* Task details
In the records below, find the line containing "Read this page and output its text content.", then reproduce that line and every one after it to the end, exactly and alone.
(Given data Opens)
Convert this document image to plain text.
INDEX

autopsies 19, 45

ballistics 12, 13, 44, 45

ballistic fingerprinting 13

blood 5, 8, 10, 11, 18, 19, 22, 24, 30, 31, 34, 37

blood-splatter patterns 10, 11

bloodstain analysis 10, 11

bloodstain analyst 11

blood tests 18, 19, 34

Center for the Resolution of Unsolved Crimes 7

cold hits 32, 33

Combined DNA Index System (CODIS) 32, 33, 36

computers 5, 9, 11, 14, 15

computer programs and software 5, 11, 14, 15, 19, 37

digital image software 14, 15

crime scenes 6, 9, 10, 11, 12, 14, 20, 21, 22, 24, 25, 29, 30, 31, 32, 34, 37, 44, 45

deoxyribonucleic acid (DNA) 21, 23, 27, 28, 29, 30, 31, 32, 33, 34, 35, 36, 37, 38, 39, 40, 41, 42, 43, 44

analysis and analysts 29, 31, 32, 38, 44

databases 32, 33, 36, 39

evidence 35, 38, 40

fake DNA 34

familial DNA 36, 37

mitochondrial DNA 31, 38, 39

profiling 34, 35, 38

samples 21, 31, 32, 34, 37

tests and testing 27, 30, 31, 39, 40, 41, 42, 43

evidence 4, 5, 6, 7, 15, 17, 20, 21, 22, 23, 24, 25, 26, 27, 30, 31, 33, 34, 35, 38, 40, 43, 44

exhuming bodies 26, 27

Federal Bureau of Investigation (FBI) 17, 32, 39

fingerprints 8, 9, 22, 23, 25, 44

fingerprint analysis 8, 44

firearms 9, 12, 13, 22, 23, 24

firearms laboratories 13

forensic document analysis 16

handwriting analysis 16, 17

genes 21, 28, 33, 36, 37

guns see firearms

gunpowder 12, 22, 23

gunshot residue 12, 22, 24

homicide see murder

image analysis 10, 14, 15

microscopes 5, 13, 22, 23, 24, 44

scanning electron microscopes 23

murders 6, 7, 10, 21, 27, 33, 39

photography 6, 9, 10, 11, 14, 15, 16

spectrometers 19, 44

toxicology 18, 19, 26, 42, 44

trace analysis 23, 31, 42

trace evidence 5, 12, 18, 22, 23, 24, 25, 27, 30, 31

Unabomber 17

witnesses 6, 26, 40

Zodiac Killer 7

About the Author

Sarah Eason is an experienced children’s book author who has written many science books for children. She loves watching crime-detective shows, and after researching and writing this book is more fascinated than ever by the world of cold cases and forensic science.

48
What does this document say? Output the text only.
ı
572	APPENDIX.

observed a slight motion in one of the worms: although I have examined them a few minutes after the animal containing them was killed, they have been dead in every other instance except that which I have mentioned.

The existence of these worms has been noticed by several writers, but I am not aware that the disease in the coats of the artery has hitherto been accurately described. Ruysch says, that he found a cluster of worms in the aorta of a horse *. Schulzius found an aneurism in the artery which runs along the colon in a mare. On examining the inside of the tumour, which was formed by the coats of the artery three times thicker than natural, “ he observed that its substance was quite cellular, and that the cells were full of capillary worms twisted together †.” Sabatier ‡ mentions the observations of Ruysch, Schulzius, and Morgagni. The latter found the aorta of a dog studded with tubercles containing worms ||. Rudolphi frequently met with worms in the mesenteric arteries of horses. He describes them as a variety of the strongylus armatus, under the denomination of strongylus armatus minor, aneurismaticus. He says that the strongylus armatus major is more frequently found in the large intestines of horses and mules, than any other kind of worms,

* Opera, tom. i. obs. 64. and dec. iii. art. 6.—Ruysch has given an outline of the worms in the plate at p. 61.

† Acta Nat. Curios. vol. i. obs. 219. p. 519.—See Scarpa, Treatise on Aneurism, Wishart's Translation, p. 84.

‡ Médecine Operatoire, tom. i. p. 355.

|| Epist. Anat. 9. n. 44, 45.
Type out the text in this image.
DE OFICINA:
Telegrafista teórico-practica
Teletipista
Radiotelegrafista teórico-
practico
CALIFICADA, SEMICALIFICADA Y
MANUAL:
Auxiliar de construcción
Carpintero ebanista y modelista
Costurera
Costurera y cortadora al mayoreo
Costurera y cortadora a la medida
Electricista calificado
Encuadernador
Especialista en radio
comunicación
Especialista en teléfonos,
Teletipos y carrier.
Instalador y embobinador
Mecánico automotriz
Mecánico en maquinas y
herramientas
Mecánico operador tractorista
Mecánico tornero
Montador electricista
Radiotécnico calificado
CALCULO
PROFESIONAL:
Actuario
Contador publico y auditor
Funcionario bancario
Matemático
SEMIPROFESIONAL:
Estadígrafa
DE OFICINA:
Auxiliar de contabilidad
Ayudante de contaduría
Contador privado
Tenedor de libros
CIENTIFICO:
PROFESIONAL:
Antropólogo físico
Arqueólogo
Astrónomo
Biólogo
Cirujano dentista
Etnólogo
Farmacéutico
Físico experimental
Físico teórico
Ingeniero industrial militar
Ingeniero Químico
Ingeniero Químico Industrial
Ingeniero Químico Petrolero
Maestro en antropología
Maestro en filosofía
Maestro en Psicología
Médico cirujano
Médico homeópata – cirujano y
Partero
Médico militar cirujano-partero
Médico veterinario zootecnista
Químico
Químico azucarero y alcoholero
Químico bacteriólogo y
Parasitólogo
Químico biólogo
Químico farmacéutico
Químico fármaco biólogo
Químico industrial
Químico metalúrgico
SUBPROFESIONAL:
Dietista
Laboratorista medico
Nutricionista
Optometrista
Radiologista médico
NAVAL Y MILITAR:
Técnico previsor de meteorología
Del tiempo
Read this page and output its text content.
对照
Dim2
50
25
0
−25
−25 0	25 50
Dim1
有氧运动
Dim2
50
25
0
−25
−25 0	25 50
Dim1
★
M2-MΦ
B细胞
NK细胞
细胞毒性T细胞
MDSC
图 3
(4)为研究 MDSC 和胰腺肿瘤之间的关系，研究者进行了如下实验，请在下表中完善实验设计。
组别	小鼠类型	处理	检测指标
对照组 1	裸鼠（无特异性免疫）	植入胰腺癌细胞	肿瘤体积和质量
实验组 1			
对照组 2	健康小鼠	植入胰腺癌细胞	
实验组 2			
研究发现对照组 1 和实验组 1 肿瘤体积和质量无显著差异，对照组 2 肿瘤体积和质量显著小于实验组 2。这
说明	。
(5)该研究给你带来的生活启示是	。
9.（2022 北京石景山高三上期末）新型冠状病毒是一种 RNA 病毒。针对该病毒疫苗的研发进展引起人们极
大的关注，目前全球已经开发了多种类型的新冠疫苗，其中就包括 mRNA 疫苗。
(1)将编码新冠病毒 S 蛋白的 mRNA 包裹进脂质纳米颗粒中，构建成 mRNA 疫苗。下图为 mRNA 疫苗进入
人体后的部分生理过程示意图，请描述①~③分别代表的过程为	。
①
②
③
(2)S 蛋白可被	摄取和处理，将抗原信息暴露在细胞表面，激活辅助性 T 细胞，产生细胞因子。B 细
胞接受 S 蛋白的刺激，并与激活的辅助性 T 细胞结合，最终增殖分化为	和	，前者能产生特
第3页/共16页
(Given data Closes)
* Response to the task
Read this page and output its text content.
对照
Dim2
50
25
0
−25
−25 0	25 50
Dim1
有氧运动
Dim2
50
25
0
−25
−25 0	25 50
Dim1
★
M2-MΦ
B细胞
NK细胞
细胞毒性T细胞
MDSC
图 3
(4)为研究 MDSC 和胰腺肿瘤之间的关系，研究者进行了如下实验，请在下表中完善实验设计。
组别	小鼠类型	处理	检测指标
对照组 1	裸鼠（无特异性免疫）	植入胰腺癌细胞	肿瘤体积和质量
实验组 1			
对照组 2	健康小鼠	植入胰腺癌细胞	
实验组 2			
研究发现对照组 1 和实验组 1 肿瘤体积和质量无显著差异，对照组 2 肿瘤体积和质量显著小于实验组 2。这
说明	。
(5)该研究给你带来的生活启示是	。
9.（2022 北京石景山高三上期末）新型冠状病毒是一种 RNA 病毒。针对该病毒疫苗的研发进展引起人们极
大的关注，目前全球已经开发了多种类型的新冠疫苗，其中就包括 mRNA 疫苗。
(1)将编码新冠病毒 S 蛋白的 mRNA 包裹进脂质纳米颗粒中，构建成 mRNA 疫苗。下图为 mRNA 疫苗进入
人体后的部分生理过程示意图，请描述①~③分别代表的过程为	。
①
②
③
(2)S 蛋白可被	摄取和处理，将抗原信息暴露在细胞表面，激活辅助性 T 细胞，产生细胞因子。B 细
胞接受 S 蛋白的刺激，并与激活的辅助性 T 细胞结合，最终增殖分化为	和	，前者能产生特
第3页/共16页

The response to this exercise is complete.